Task brief ▸
Check every line below for the word "两直线平行" and copy each one that has it.

Recorded data
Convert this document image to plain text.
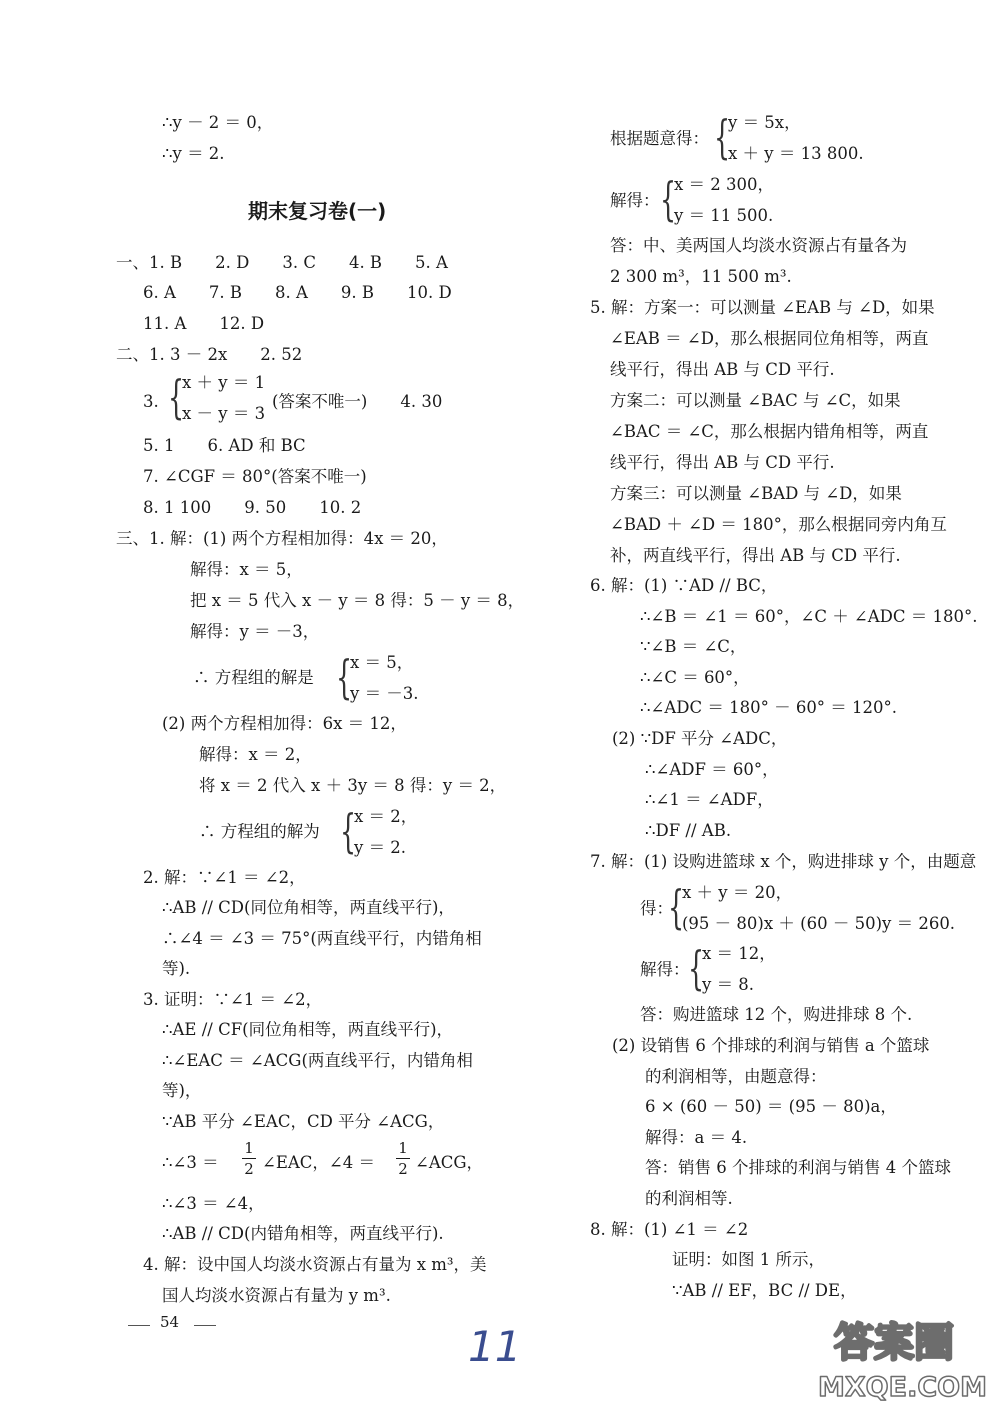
∴y － 2 ＝ 0，
∴y ＝ 2.
期末复习卷(一)
一、1. B　　2. D　　3. C　　4. B　　5. A
6. A　　7. B　　8. A　　9. B　　10. D
11. A　　12. D
二、1. 3 － 2x　　2. 52
3. {
x ＋ y ＝ 1
x － y ＝ 3
(答案不唯一)　　4. 30
5. 1　　6. AD 和 BC
7. ∠CGF ＝ 80°(答案不唯一)
8. 1 100　　9. 50　　10. 2
三、1. 解：(1) 两个方程相加得：4x ＝ 20，
解得：x ＝ 5，
把 x ＝ 5 代入 x － y ＝ 8 得：5 － y ＝ 8，
解得：y ＝ －3，
∴ 方程组的解是 {
x ＝ 5，
y ＝ －3.
(2) 两个方程相加得：6x ＝ 12，
解得：x ＝ 2，
将 x ＝ 2 代入 x ＋ 3y ＝ 8 得：y ＝ 2，
∴ 方程组的解为 {
x ＝ 2，
y ＝ 2.
2. 解：∵∠1 ＝ ∠2，
∴AB // CD(同位角相等，两直线平行)，
∴∠4 ＝ ∠3 ＝ 75°(两直线平行，内错角相
等).
3. 证明：∵∠1 ＝ ∠2，
∴AE // CF(同位角相等，两直线平行)，
∴∠EAC ＝ ∠ACG(两直线平行，内错角相
等)，
∵AB 平分 ∠EAC，CD 平分 ∠ACG，
∴∠3 ＝
1
2 ∠EAC，∠4 ＝
1
2 ∠ACG，
∴∠3 ＝ ∠4，
∴AB // CD(内错角相等，两直线平行).
4. 解：设中国人均淡水资源占有量为 x m³，美
国人均淡水资源占有量为 y m³.
54	11
根据题意得： {
y ＝ 5x，
x ＋ y ＝ 13 800.
解得： {
x ＝ 2 300，
y ＝ 11 500.
答：中、美两国人均淡水资源占有量各为
2 300 m³，11 500 m³.
5. 解：方案一：可以测量 ∠EAB 与 ∠D，如果
∠EAB ＝ ∠D，那么根据同位角相等，两直
线平行，得出 AB 与 CD 平行.
方案二：可以测量 ∠BAC 与 ∠C，如果
∠BAC ＝ ∠C，那么根据内错角相等，两直
线平行，得出 AB 与 CD 平行.
方案三：可以测量 ∠BAD 与 ∠D，如果
∠BAD ＋ ∠D ＝ 180°，那么根据同旁内角互
补，两直线平行，得出 AB 与 CD 平行.
6. 解：(1) ∵AD // BC，
∴∠B ＝ ∠1 ＝ 60°，∠C ＋ ∠ADC ＝ 180°.
∵∠B ＝ ∠C，
∴∠C ＝ 60°，
∴∠ADC ＝ 180° － 60° ＝ 120°.
(2) ∵DF 平分 ∠ADC，
∴∠ADF ＝ 60°，
∴∠1 ＝ ∠ADF，
∴DF // AB.
7. 解：(1) 设购进篮球 x 个，购进排球 y 个，由题意
得：
{
x ＋ y ＝ 20，
(95 － 80)x ＋ (60 － 50)y ＝ 260.
解得：
{
x ＝ 12，
y ＝ 8.
答：购进篮球 12 个，购进排球 8 个.
(2) 设销售 6 个排球的利润与销售 a 个篮球
的利润相等，由题意得：
6 × (60 － 50) ＝ (95 － 80)a，
解得：a ＝ 4.
答：销售 6 个排球的利润与销售 4 个篮球
的利润相等.
8. 解：(1) ∠1 ＝ ∠2
证明：如图 1 所示，
∵AB // EF，BC // DE，
答案圈
MXQE.COM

Exercise answer ▸
∴AB // CD(同位角相等，两直线平行)，
∴∠4 ＝ ∠3 ＝ 75°(两直线平行，内错角相
∴AE // CF(同位角相等，两直线平行)，
∴∠EAC ＝ ∠ACG(两直线平行，内错角相
∴AB // CD(内错角相等，两直线平行).
补，两直线平行，得出 AB 与 CD 平行.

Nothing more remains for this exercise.